When you copy the entries, match them exactly and omit the pictures.

Listed records.
╔══

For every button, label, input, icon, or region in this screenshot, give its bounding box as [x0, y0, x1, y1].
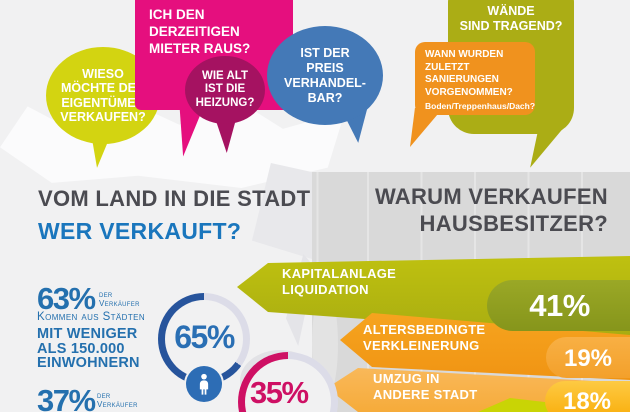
bar-value: 41%: [529, 288, 590, 323]
bubble-sanierung: WANN WURDEN ZULETZT SANIERUNGEN VORGENOM…: [415, 42, 535, 115]
left-section-subtitle: WER VERKAUFT?: [38, 218, 242, 244]
bar-kapitalanlage-label: KAPITALANLAGE LIQUIDATION: [282, 266, 397, 297]
bar-value: 18%: [562, 388, 612, 412]
bar-umzug-label: UMZUG IN ANDERE STADT: [373, 371, 478, 402]
donut-ring-65: [158, 293, 250, 385]
left-section-title: VOM LAND IN DIE STADT: [38, 186, 311, 211]
stat-63-description-bold: MIT WENIGER ALS 150.000 EINWOHNERN: [37, 326, 140, 371]
value-badge-19: 19%: [546, 337, 630, 378]
person-icon: [186, 366, 222, 402]
bar-altersbedingt-label: ALTERSBEDINGTE VERKLEINERUNG: [363, 322, 486, 353]
bubble-sanierung-subline: Boden/Treppenhaus/Dach?: [425, 101, 536, 111]
donut-35-value: 35%: [250, 375, 309, 410]
value-badge-41: 41%: [487, 280, 630, 331]
right-section-title: WARUM VERKAUFEN HAUSBESITZER?: [374, 184, 608, 236]
person-glyph: [199, 373, 209, 395]
bubble-preis: IST DER PREIS VERHANDEL- BAR?: [267, 26, 383, 125]
stat-63-percent: 63%: [37, 281, 96, 316]
stat-63-unit: der Verkäufer: [99, 290, 140, 308]
stat-37-percent: 37%: [37, 383, 96, 412]
bubble-heizung: WIE ALT IST DIE HEIZUNG?: [185, 56, 265, 124]
donut-65-value: 65%: [174, 319, 235, 355]
bar-value: 19%: [563, 345, 613, 372]
stat-37-unit: der Verkäufer: [97, 391, 138, 409]
stat-63-description-light: Kommen aus Städten: [37, 311, 146, 323]
value-badge-18: 18%: [545, 381, 630, 412]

╚══

Problem solution.
For every button, label, input, icon, or region in this screenshot, give its bounding box as [x0, y0, x1, y1].
bar-value: 41%: [529, 288, 590, 323]
bubble-sanierung: WANN WURDEN ZULETZT SANIERUNGEN VORGENOM…: [415, 42, 535, 115]
left-section-subtitle: WER VERKAUFT?: [38, 218, 242, 244]
bar-kapitalanlage-label: KAPITALANLAGE LIQUIDATION: [282, 266, 397, 297]
bar-value: 18%: [562, 388, 612, 412]
bar-umzug-label: UMZUG IN ANDERE STADT: [373, 371, 478, 402]
donut-ring-65: [158, 293, 250, 385]
left-section-title: VOM LAND IN DIE STADT: [38, 186, 311, 211]
stat-63-description-bold: MIT WENIGER ALS 150.000 EINWOHNERN: [37, 326, 140, 371]
value-badge-19: 19%: [546, 337, 630, 378]
person-icon: [186, 366, 222, 402]
bar-altersbedingt-label: ALTERSBEDINGTE VERKLEINERUNG: [363, 322, 486, 353]
bubble-sanierung-subline: Boden/Treppenhaus/Dach?: [425, 101, 536, 111]
donut-35-value: 35%: [250, 375, 309, 410]
value-badge-41: 41%: [487, 280, 630, 331]
right-section-title: WARUM VERKAUFEN HAUSBESITZER?: [374, 184, 608, 236]
person-glyph: [199, 373, 209, 395]
bubble-preis: IST DER PREIS VERHANDEL- BAR?: [267, 26, 383, 125]
stat-63-percent: 63%: [37, 281, 96, 316]
stat-63-unit: der Verkäufer: [99, 290, 140, 308]
stat-37-percent: 37%: [37, 383, 96, 412]
bubble-heizung: WIE ALT IST DIE HEIZUNG?: [185, 56, 265, 124]
donut-65-value: 65%: [174, 319, 235, 355]
bar-value: 19%: [563, 345, 613, 372]
stat-37-unit: der Verkäufer: [97, 391, 138, 409]
stat-63-description-light: Kommen aus Städten: [37, 311, 146, 323]
value-badge-18: 18%: [545, 381, 630, 412]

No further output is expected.